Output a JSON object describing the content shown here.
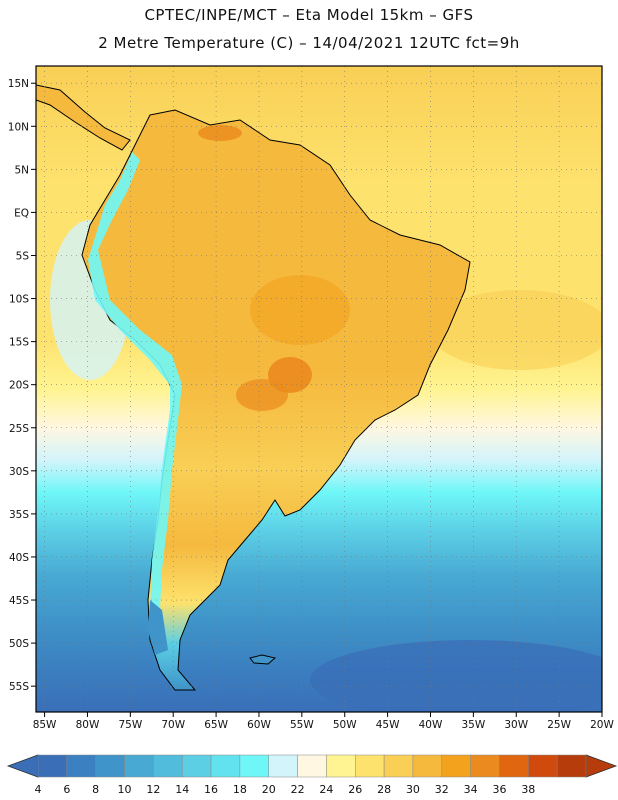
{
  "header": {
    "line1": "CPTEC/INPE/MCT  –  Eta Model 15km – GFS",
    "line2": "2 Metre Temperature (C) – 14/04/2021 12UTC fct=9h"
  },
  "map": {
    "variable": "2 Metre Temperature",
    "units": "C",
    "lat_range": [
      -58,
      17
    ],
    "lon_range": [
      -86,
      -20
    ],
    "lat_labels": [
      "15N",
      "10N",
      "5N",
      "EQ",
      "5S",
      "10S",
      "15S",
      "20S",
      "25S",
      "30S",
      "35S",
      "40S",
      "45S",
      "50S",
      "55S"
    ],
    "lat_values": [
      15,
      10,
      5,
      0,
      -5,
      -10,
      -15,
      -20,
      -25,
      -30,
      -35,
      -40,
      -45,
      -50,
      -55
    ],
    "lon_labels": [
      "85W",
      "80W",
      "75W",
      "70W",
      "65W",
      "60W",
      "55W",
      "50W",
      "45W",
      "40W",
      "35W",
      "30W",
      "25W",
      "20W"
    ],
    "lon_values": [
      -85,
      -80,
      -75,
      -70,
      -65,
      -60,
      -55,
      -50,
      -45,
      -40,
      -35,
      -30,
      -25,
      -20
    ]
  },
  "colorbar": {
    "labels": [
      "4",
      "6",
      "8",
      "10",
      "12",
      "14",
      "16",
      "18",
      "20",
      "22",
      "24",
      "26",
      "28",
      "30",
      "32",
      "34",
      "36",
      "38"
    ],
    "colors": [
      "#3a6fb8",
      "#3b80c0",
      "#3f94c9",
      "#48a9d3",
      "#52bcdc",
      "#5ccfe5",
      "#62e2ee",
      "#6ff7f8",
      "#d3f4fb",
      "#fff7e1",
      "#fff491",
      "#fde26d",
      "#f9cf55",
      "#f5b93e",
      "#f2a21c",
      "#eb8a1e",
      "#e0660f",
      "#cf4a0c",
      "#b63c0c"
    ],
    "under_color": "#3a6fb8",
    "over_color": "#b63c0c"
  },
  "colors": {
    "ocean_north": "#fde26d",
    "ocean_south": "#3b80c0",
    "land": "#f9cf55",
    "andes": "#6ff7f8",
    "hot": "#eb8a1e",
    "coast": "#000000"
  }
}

+---+

Exercise goal
Drop the pictures and reproduce the rest of the entries above exactly.

Final answer
Output a JSON object describing the content shown here.
{
  "header": {
    "line1": "CPTEC/INPE/MCT  –  Eta Model 15km – GFS",
    "line2": "2 Metre Temperature (C) – 14/04/2021 12UTC fct=9h"
  },
  "map": {
    "variable": "2 Metre Temperature",
    "units": "C",
    "lat_range": [
      -58,
      17
    ],
    "lon_range": [
      -86,
      -20
    ],
    "lat_labels": [
      "15N",
      "10N",
      "5N",
      "EQ",
      "5S",
      "10S",
      "15S",
      "20S",
      "25S",
      "30S",
      "35S",
      "40S",
      "45S",
      "50S",
      "55S"
    ],
    "lat_values": [
      15,
      10,
      5,
      0,
      -5,
      -10,
      -15,
      -20,
      -25,
      -30,
      -35,
      -40,
      -45,
      -50,
      -55
    ],
    "lon_labels": [
      "85W",
      "80W",
      "75W",
      "70W",
      "65W",
      "60W",
      "55W",
      "50W",
      "45W",
      "40W",
      "35W",
      "30W",
      "25W",
      "20W"
    ],
    "lon_values": [
      -85,
      -80,
      -75,
      -70,
      -65,
      -60,
      -55,
      -50,
      -45,
      -40,
      -35,
      -30,
      -25,
      -20
    ]
  },
  "colorbar": {
    "labels": [
      "4",
      "6",
      "8",
      "10",
      "12",
      "14",
      "16",
      "18",
      "20",
      "22",
      "24",
      "26",
      "28",
      "30",
      "32",
      "34",
      "36",
      "38"
    ],
    "colors": [
      "#3a6fb8",
      "#3b80c0",
      "#3f94c9",
      "#48a9d3",
      "#52bcdc",
      "#5ccfe5",
      "#62e2ee",
      "#6ff7f8",
      "#d3f4fb",
      "#fff7e1",
      "#fff491",
      "#fde26d",
      "#f9cf55",
      "#f5b93e",
      "#f2a21c",
      "#eb8a1e",
      "#e0660f",
      "#cf4a0c",
      "#b63c0c"
    ],
    "under_color": "#3a6fb8",
    "over_color": "#b63c0c"
  },
  "colors": {
    "ocean_north": "#fde26d",
    "ocean_south": "#3b80c0",
    "land": "#f9cf55",
    "andes": "#6ff7f8",
    "hot": "#eb8a1e",
    "coast": "#000000"
  }
}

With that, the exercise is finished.